# Exercise prompt
Search the listing for "beta" and copy every line where it appears.

-- Begin Dataset excerpts --

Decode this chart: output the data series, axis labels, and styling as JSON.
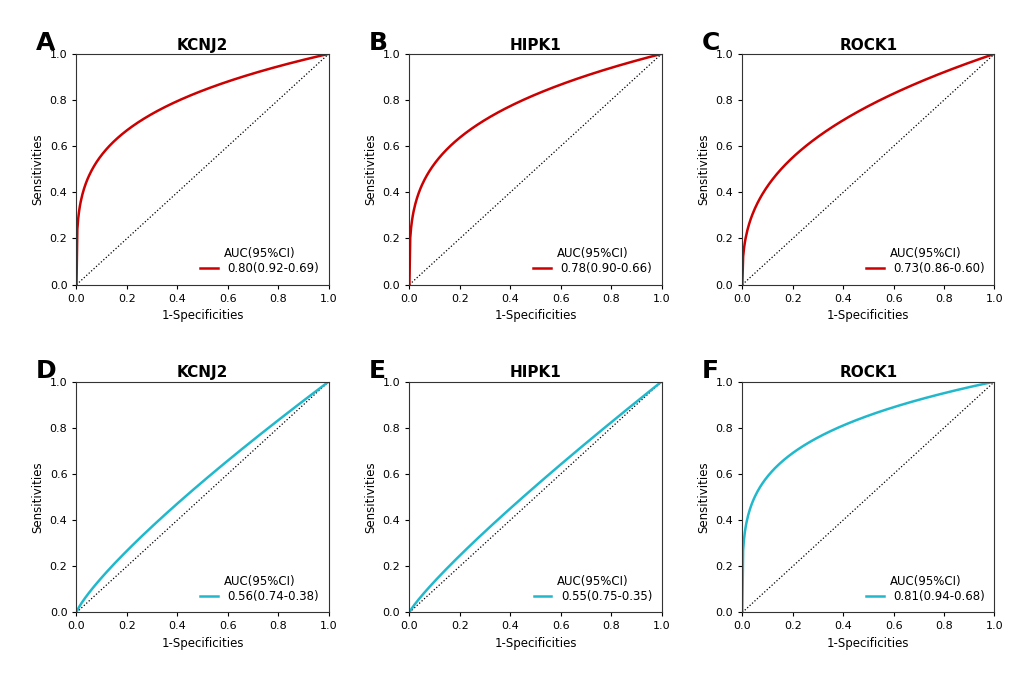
{
  "panels": [
    {
      "label": "A",
      "title": "KCNJ2",
      "auc_text": "AUC(95%CI)",
      "auc_value": "0.80(0.92-0.69)",
      "auc": 0.8,
      "color": "#cc0000",
      "row": 0,
      "col": 0,
      "beta": 0.25
    },
    {
      "label": "B",
      "title": "HIPK1",
      "auc_text": "AUC(95%CI)",
      "auc_value": "0.78(0.90-0.66)",
      "auc": 0.78,
      "color": "#cc0000",
      "row": 0,
      "col": 1,
      "beta": 0.28
    },
    {
      "label": "C",
      "title": "ROCK1",
      "auc_text": "AUC(95%CI)",
      "auc_value": "0.73(0.86-0.60)",
      "auc": 0.73,
      "color": "#cc0000",
      "row": 0,
      "col": 2,
      "beta": 0.37
    },
    {
      "label": "D",
      "title": "KCNJ2",
      "auc_text": "AUC(95%CI)",
      "auc_value": "0.56(0.74-0.38)",
      "auc": 0.56,
      "color": "#22b8cc",
      "row": 1,
      "col": 0,
      "beta": 0.82
    },
    {
      "label": "E",
      "title": "HIPK1",
      "auc_text": "AUC(95%CI)",
      "auc_value": "0.55(0.75-0.35)",
      "auc": 0.55,
      "color": "#22b8cc",
      "row": 1,
      "col": 1,
      "beta": 0.87
    },
    {
      "label": "F",
      "title": "ROCK1",
      "auc_text": "AUC(95%CI)",
      "auc_value": "0.81(0.94-0.68)",
      "auc": 0.81,
      "color": "#22b8cc",
      "row": 1,
      "col": 2,
      "beta": 0.23
    }
  ],
  "xlabel": "1-Specificities",
  "ylabel": "Sensitivities",
  "tick_values": [
    0.0,
    0.2,
    0.4,
    0.6,
    0.8,
    1.0
  ],
  "background_color": "#ffffff",
  "panel_label_fontsize": 18,
  "title_fontsize": 11,
  "axis_fontsize": 8.5,
  "legend_fontsize": 8.5,
  "tick_fontsize": 8
}
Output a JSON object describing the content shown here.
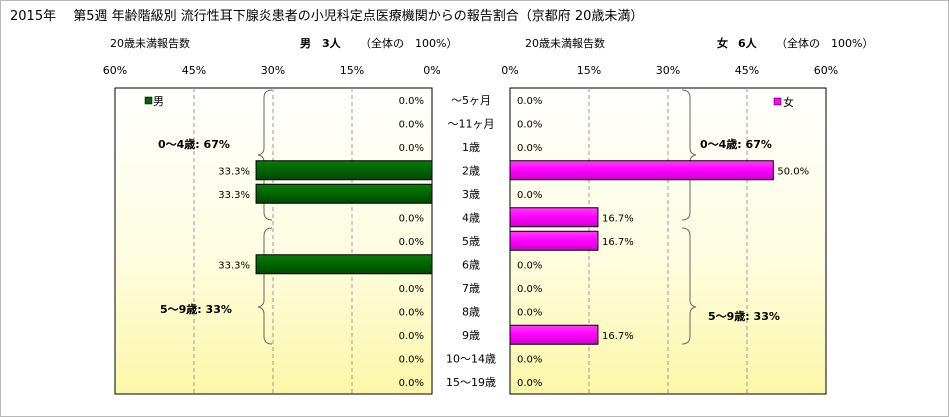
{
  "title": "2015年　 第5週 年齢階級別 流行性耳下腺炎患者の小児科定点医療機関からの報告割合（京都府 20歳未満）",
  "header": {
    "male_left": "20歳未満報告数",
    "male_sex": "男",
    "male_count": "3人",
    "male_total": "（全体の　100%）",
    "female_left": "20歳未満報告数",
    "female_sex": "女",
    "female_count": "6人",
    "female_total": "（全体の　100%）"
  },
  "chart_data": {
    "type": "bar",
    "orientation": "horizontal-butterfly",
    "categories": [
      "～5ヶ月",
      "～11ヶ月",
      "1歳",
      "2歳",
      "3歳",
      "4歳",
      "5歳",
      "6歳",
      "7歳",
      "8歳",
      "9歳",
      "10～14歳",
      "15～19歳"
    ],
    "series": [
      {
        "name": "男",
        "color": "#006400",
        "values": [
          0,
          0,
          0,
          33.3,
          33.3,
          0,
          0,
          33.3,
          0,
          0,
          0,
          0,
          0
        ],
        "labels": [
          "0.0%",
          "0.0%",
          "0.0%",
          "33.3%",
          "33.3%",
          "0.0%",
          "0.0%",
          "33.3%",
          "0.0%",
          "0.0%",
          "0.0%",
          "0.0%",
          "0.0%"
        ]
      },
      {
        "name": "女",
        "color": "#ff00ff",
        "values": [
          0,
          0,
          0,
          50.0,
          0,
          16.7,
          16.7,
          0,
          0,
          0,
          16.7,
          0,
          0
        ],
        "labels": [
          "0.0%",
          "0.0%",
          "0.0%",
          "50.0%",
          "0.0%",
          "16.7%",
          "16.7%",
          "0.0%",
          "0.0%",
          "0.0%",
          "16.7%",
          "0.0%",
          "0.0%"
        ]
      }
    ],
    "xlim": [
      0,
      60
    ],
    "male_ticks": [
      "60%",
      "45%",
      "30%",
      "15%",
      "0%"
    ],
    "female_ticks": [
      "0%",
      "15%",
      "30%",
      "45%",
      "60%"
    ],
    "annotations": {
      "male_0_4": "0～4歳: 67%",
      "male_5_9": "5～9歳: 33%",
      "female_0_4": "0～4歳: 67%",
      "female_5_9": "5～9歳: 33%"
    }
  }
}
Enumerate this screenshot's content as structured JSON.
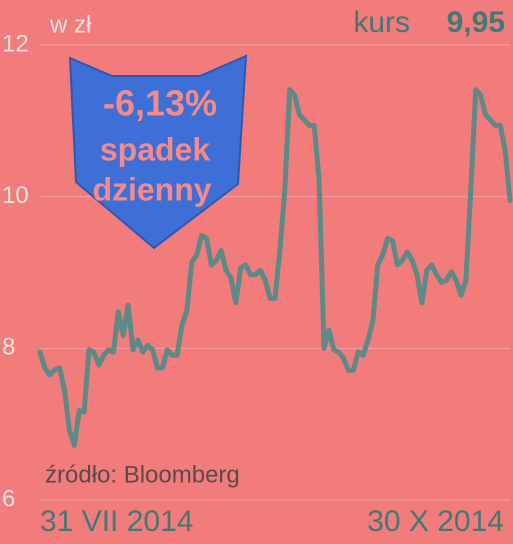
{
  "chart_data": {
    "type": "line",
    "unit_label": "w zł",
    "current_label": "kurs",
    "current_value": "9,95",
    "callout": {
      "change": "-6,13%",
      "line1": "spadek",
      "line2": "dzienny"
    },
    "source": "źródło: Bloomberg",
    "categories": [
      "31 VII 2014",
      null,
      null,
      null,
      null,
      null,
      null,
      null,
      null,
      null,
      null,
      null,
      null,
      null,
      null,
      null,
      null,
      null,
      null,
      null,
      null,
      null,
      null,
      null,
      null,
      null,
      null,
      null,
      null,
      null,
      null,
      null,
      null,
      null,
      null,
      null,
      null,
      null,
      null,
      null,
      null,
      null,
      null,
      null,
      null,
      null,
      null,
      null,
      null,
      null,
      null,
      null,
      null,
      null,
      null,
      null,
      null,
      null,
      null,
      null,
      null,
      null,
      null,
      null,
      null,
      null,
      null,
      null,
      null,
      null,
      null,
      null,
      null,
      null,
      null,
      null,
      null,
      null,
      null,
      null,
      null,
      null,
      null,
      null,
      null,
      null,
      null,
      null,
      null,
      null,
      null,
      null,
      null,
      null,
      null,
      null,
      "30 X 2014"
    ],
    "series": [
      {
        "name": "kurs",
        "color": "#5d8a86",
        "values": [
          7.95,
          7.74,
          7.65,
          7.72,
          7.74,
          7.45,
          6.92,
          6.72,
          7.18,
          7.16,
          7.98,
          7.95,
          7.78,
          7.91,
          7.98,
          7.95,
          8.48,
          8.17,
          8.57,
          7.98,
          8.11,
          7.95,
          8.04,
          7.98,
          7.74,
          7.74,
          7.98,
          7.91,
          7.91,
          8.31,
          8.5,
          9.14,
          9.23,
          9.49,
          9.45,
          9.1,
          9.16,
          9.29,
          9.03,
          8.93,
          8.6,
          9.06,
          9.1,
          8.97,
          8.97,
          9.03,
          8.9,
          8.66,
          8.66,
          9.29,
          10.09,
          11.41,
          11.34,
          11.08,
          11.01,
          10.94,
          10.94,
          10.22,
          8.0,
          8.24,
          7.98,
          7.95,
          7.87,
          7.71,
          7.71,
          7.95,
          7.91,
          8.11,
          8.37,
          9.1,
          9.23,
          9.45,
          9.42,
          9.1,
          9.16,
          9.27,
          9.16,
          8.97,
          8.6,
          9.03,
          9.1,
          8.97,
          8.87,
          8.9,
          9.01,
          8.9,
          8.7,
          8.9,
          10.09,
          11.41,
          11.34,
          11.08,
          11.01,
          10.94,
          10.94,
          10.61,
          9.95
        ]
      }
    ],
    "ylim": [
      6,
      12
    ],
    "yticks": [
      6,
      8,
      10,
      12
    ],
    "grid": true,
    "background": "#f27b7b"
  }
}
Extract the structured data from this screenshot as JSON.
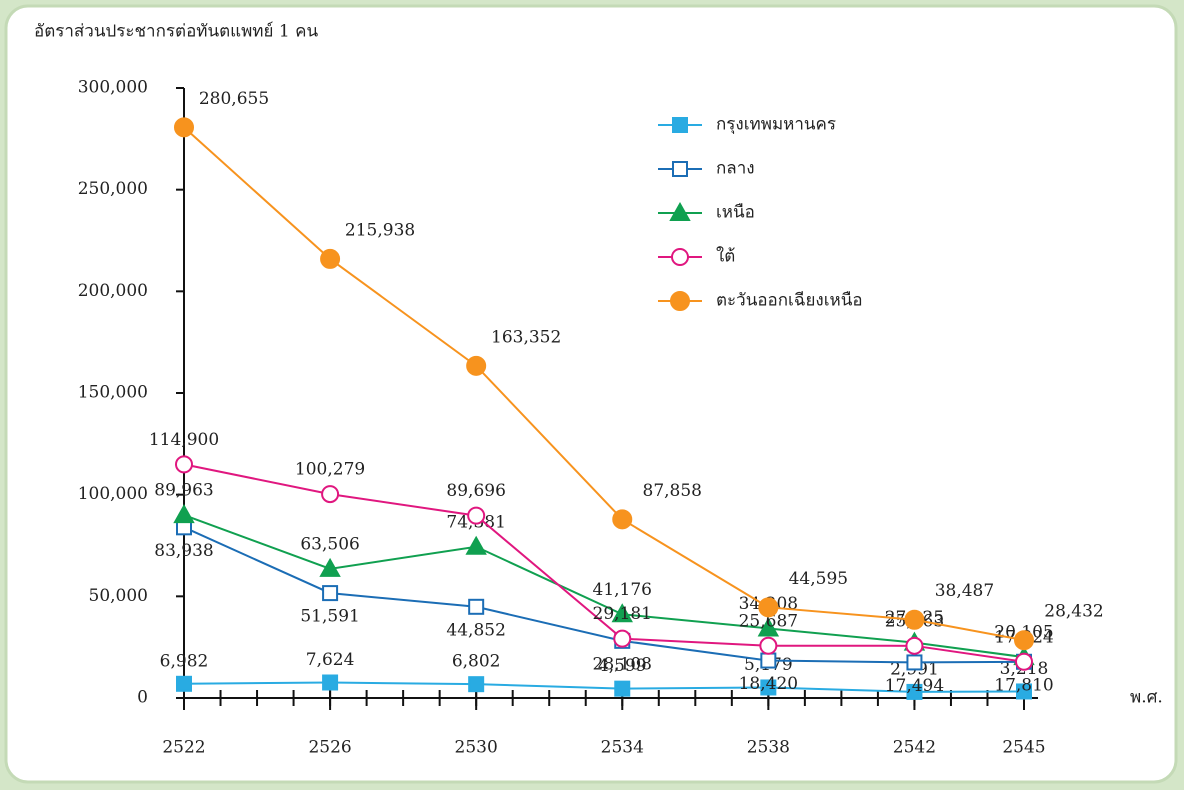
{
  "chart_data": {
    "type": "line",
    "title": "อัตราส่วนประชากรต่อทันตแพทย์ 1 คน",
    "xlabel": "พ.ศ.",
    "x": [
      2522,
      2526,
      2530,
      2534,
      2538,
      2542,
      2545
    ],
    "xlim": [
      2522,
      2545
    ],
    "xticks": [
      2522,
      2526,
      2530,
      2534,
      2538,
      2542,
      2545
    ],
    "ylim": [
      0,
      300000
    ],
    "yticks": [
      0,
      {
        "value": 50000,
        "label": "50,000"
      },
      {
        "value": 100000,
        "label": "100,000"
      },
      {
        "value": 150000,
        "label": "150,000"
      },
      {
        "value": 200000,
        "label": "200,000"
      },
      {
        "value": 250000,
        "label": "250,000"
      },
      {
        "value": 300000,
        "label": "300,000"
      }
    ],
    "legend": "upper right",
    "series": [
      {
        "name": "กรุงเทพมหานคร",
        "color": "#29abe2",
        "marker": "square",
        "filled": true,
        "values": [
          6982,
          7624,
          6802,
          4599,
          5179,
          2991,
          3218
        ],
        "value_labels": [
          "6,982",
          "7,624",
          "6,802",
          "4,599",
          "5,179",
          "2,991",
          "3,218"
        ]
      },
      {
        "name": "กลาง",
        "color": "#1b6db5",
        "marker": "square",
        "filled": false,
        "values": [
          83938,
          51591,
          44852,
          28108,
          18420,
          17494,
          17810
        ],
        "value_labels": [
          "83,938",
          "51,591",
          "44,852",
          "28,108",
          "18,420",
          "17,494",
          "17,810"
        ]
      },
      {
        "name": "เหนือ",
        "color": "#10a050",
        "marker": "triangle",
        "filled": true,
        "values": [
          89963,
          63506,
          74381,
          41176,
          34208,
          27225,
          20105
        ],
        "value_labels": [
          "89,963",
          "63,506",
          "74,381",
          "41,176",
          "34,208",
          "27,225",
          "20,105"
        ]
      },
      {
        "name": "ใต้",
        "color": "#e0177f",
        "marker": "circle",
        "filled": false,
        "values": [
          114900,
          100279,
          89696,
          29181,
          25687,
          25663,
          17824
        ],
        "value_labels": [
          "114,900",
          "100,279",
          "89,696",
          "29,181",
          "25,687",
          "25,663",
          "17,824"
        ]
      },
      {
        "name": "ตะวันออกเฉียงเหนือ",
        "color": "#f7931e",
        "marker": "circle",
        "filled": true,
        "values": [
          280655,
          215938,
          163352,
          87858,
          44595,
          38487,
          28432
        ],
        "value_labels": [
          "280,655",
          "215,938",
          "163,352",
          "87,858",
          "44,595",
          "38,487",
          "28,432"
        ]
      }
    ]
  }
}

-- End Dataset excerpts --

# Exercise response
      "beta": 0.25
      "beta": 0.28
      "beta": 0.37
      "beta": 0.82
      "beta": 0.87
      "beta": 0.23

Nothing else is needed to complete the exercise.